### WHAT YOU NEED TO DO:
Return the records, each one exactly as written.

-- start --

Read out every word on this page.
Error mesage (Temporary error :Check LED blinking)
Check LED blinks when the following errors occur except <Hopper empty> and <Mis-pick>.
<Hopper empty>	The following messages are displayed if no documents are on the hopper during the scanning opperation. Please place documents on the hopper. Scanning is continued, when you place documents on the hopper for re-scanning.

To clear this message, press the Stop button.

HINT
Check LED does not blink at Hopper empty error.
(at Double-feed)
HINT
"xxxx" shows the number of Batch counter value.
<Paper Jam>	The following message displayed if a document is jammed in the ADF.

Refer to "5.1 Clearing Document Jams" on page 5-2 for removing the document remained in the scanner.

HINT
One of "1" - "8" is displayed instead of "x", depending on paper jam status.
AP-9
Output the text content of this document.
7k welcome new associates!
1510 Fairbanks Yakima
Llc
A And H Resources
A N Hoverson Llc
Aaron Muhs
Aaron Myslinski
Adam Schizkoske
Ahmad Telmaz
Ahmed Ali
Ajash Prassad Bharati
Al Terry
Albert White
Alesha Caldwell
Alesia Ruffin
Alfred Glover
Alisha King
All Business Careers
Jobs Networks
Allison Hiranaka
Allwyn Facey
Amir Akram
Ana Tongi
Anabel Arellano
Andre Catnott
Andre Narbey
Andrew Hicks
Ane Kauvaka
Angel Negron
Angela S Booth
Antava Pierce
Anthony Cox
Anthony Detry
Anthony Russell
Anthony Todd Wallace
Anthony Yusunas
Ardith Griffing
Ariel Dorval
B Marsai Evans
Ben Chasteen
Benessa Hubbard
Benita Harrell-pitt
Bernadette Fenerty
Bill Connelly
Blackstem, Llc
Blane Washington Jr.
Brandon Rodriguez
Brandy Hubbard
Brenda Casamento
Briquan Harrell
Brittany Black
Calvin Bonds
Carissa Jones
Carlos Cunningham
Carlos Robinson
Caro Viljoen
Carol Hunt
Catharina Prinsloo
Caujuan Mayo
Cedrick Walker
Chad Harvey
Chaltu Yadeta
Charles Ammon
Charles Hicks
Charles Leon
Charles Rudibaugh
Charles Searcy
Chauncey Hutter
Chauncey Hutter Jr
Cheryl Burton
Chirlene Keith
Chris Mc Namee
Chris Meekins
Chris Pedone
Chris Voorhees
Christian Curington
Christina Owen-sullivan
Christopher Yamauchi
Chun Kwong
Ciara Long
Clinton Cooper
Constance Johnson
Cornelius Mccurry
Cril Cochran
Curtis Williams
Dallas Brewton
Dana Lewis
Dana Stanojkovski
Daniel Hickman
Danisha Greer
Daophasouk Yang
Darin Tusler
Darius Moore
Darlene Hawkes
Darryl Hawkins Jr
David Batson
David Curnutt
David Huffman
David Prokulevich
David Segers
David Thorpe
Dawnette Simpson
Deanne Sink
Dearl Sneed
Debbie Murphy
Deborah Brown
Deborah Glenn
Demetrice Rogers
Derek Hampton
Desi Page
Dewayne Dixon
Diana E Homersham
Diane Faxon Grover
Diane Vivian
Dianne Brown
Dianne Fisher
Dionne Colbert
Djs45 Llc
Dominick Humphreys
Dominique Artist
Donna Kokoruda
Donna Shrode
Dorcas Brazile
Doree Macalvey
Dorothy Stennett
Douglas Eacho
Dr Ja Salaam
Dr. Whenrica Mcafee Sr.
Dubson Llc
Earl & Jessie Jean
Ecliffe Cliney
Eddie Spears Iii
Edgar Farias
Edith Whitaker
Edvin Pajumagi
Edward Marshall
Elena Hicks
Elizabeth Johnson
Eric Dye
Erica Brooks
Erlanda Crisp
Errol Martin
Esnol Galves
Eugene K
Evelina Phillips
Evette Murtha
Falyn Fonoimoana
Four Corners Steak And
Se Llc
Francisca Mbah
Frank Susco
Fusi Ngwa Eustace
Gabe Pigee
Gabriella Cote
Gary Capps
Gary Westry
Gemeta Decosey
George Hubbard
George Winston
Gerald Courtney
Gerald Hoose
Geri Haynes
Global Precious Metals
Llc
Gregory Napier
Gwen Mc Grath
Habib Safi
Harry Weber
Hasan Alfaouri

-- end --

### FINISHED TASK:
Read out every word on this page.
Error mesage (Temporary error :Check LED blinking)
Check LED blinks when the following errors occur except <Hopper empty> and <Mis-pick>.
<Hopper empty>	The following messages are displayed if no documents are on the hopper during the scanning opperation. Please place documents on the hopper. Scanning is continued, when you place documents on the hopper for re-scanning.

To clear this message, press the Stop button.

HINT
Check LED does not blink at Hopper empty error.
(at Double-feed)
HINT
"xxxx" shows the number of Batch counter value.
<Paper Jam>	The following message displayed if a document is jammed in the ADF.

Refer to "5.1 Clearing Document Jams" on page 5-2 for removing the document remained in the scanner.

HINT
One of "1" - "8" is displayed instead of "x", depending on paper jam status.
AP-9
Output the text content of this document.
7k welcome new associates!
1510 Fairbanks Yakima
Llc
A And H Resources
A N Hoverson Llc
Aaron Muhs
Aaron Myslinski
Adam Schizkoske
Ahmad Telmaz
Ahmed Ali
Ajash Prassad Bharati
Al Terry
Albert White
Alesha Caldwell
Alesia Ruffin
Alfred Glover
Alisha King
All Business Careers
Jobs Networks
Allison Hiranaka
Allwyn Facey
Amir Akram
Ana Tongi
Anabel Arellano
Andre Catnott
Andre Narbey
Andrew Hicks
Ane Kauvaka
Angel Negron
Angela S Booth
Antava Pierce
Anthony Cox
Anthony Detry
Anthony Russell
Anthony Todd Wallace
Anthony Yusunas
Ardith Griffing
Ariel Dorval
B Marsai Evans
Ben Chasteen
Benessa Hubbard
Benita Harrell-pitt
Bernadette Fenerty
Bill Connelly
Blackstem, Llc
Blane Washington Jr.
Brandon Rodriguez
Brandy Hubbard
Brenda Casamento
Briquan Harrell
Brittany Black
Calvin Bonds
Carissa Jones
Carlos Cunningham
Carlos Robinson
Caro Viljoen
Carol Hunt
Catharina Prinsloo
Caujuan Mayo
Cedrick Walker
Chad Harvey
Chaltu Yadeta
Charles Ammon
Charles Hicks
Charles Leon
Charles Rudibaugh
Charles Searcy
Chauncey Hutter
Chauncey Hutter Jr
Cheryl Burton
Chirlene Keith
Chris Mc Namee
Chris Meekins
Chris Pedone
Chris Voorhees
Christian Curington
Christina Owen-sullivan
Christopher Yamauchi
Chun Kwong
Ciara Long
Clinton Cooper
Constance Johnson
Cornelius Mccurry
Cril Cochran
Curtis Williams
Dallas Brewton
Dana Lewis
Dana Stanojkovski
Daniel Hickman
Danisha Greer
Daophasouk Yang
Darin Tusler
Darius Moore
Darlene Hawkes
Darryl Hawkins Jr
David Batson
David Curnutt
David Huffman
David Prokulevich
David Segers
David Thorpe
Dawnette Simpson
Deanne Sink
Dearl Sneed
Debbie Murphy
Deborah Brown
Deborah Glenn
Demetrice Rogers
Derek Hampton
Desi Page
Dewayne Dixon
Diana E Homersham
Diane Faxon Grover
Diane Vivian
Dianne Brown
Dianne Fisher
Dionne Colbert
Djs45 Llc
Dominick Humphreys
Dominique Artist
Donna Kokoruda
Donna Shrode
Dorcas Brazile
Doree Macalvey
Dorothy Stennett
Douglas Eacho
Dr Ja Salaam
Dr. Whenrica Mcafee Sr.
Dubson Llc
Earl & Jessie Jean
Ecliffe Cliney
Eddie Spears Iii
Edgar Farias
Edith Whitaker
Edvin Pajumagi
Edward Marshall
Elena Hicks
Elizabeth Johnson
Eric Dye
Erica Brooks
Erlanda Crisp
Errol Martin
Esnol Galves
Eugene K
Evelina Phillips
Evette Murtha
Falyn Fonoimoana
Four Corners Steak And
Se Llc
Francisca Mbah
Frank Susco
Fusi Ngwa Eustace
Gabe Pigee
Gabriella Cote
Gary Capps
Gary Westry
Gemeta Decosey
George Hubbard
George Winston
Gerald Courtney
Gerald Hoose
Geri Haynes
Global Precious Metals
Llc
Gregory Napier
Gwen Mc Grath
Habib Safi
Harry Weber
Hasan Alfaouri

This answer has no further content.